**REQUIRED WORK:** Your answer should be one number: the count of lines in these entries that hold the word "Parthenay".

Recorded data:

┄┄┄┄┄┄┄┄┄┄┄┄┄┄┄┄┄┄┄┄

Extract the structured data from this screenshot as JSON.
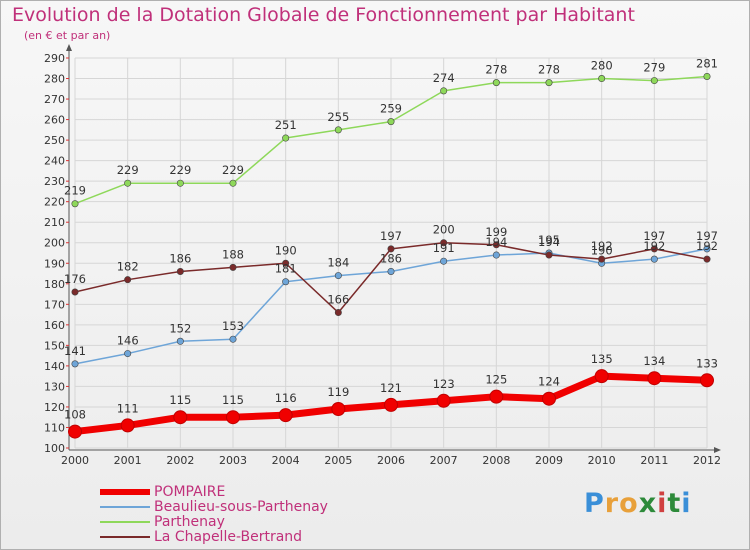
{
  "title": "Evolution de la Dotation Globale de Fonctionnement par Habitant",
  "subtitle": "(en € et par an)",
  "logo": {
    "letters": [
      "P",
      "r",
      "o",
      "x",
      "i",
      "t",
      "i"
    ],
    "colors": [
      "#3a8fd8",
      "#e8a03a",
      "#e8a03a",
      "#2d8a3a",
      "#d04040",
      "#2d8a3a",
      "#3a8fd8"
    ]
  },
  "chart_data": {
    "type": "line",
    "x": [
      2000,
      2001,
      2002,
      2003,
      2004,
      2005,
      2006,
      2007,
      2008,
      2009,
      2010,
      2011,
      2012
    ],
    "ylim": [
      100,
      290
    ],
    "yticks": [
      100,
      110,
      120,
      130,
      140,
      150,
      160,
      170,
      180,
      190,
      200,
      210,
      220,
      230,
      240,
      250,
      260,
      270,
      280,
      290
    ],
    "series": [
      {
        "name": "POMPAIRE",
        "color": "#f00000",
        "values": [
          108,
          111,
          115,
          115,
          116,
          119,
          121,
          123,
          125,
          124,
          135,
          134,
          133
        ]
      },
      {
        "name": "Beaulieu-sous-Parthenay",
        "color": "#6ea5d8",
        "values": [
          141,
          146,
          152,
          153,
          181,
          184,
          186,
          191,
          194,
          195,
          190,
          192,
          197
        ]
      },
      {
        "name": "Parthenay",
        "color": "#8ed85a",
        "values": [
          219,
          229,
          229,
          229,
          251,
          255,
          259,
          274,
          278,
          278,
          280,
          279,
          281
        ]
      },
      {
        "name": "La Chapelle-Bertrand",
        "color": "#7a2a2a",
        "values": [
          176,
          182,
          186,
          188,
          190,
          166,
          197,
          200,
          199,
          194,
          192,
          197,
          192
        ]
      }
    ]
  }
}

┄┄┄┄┄┄┄┄┄┄┄┄┄┄┄┄┄┄┄┄

**COMPLETE RESPONSE:** 2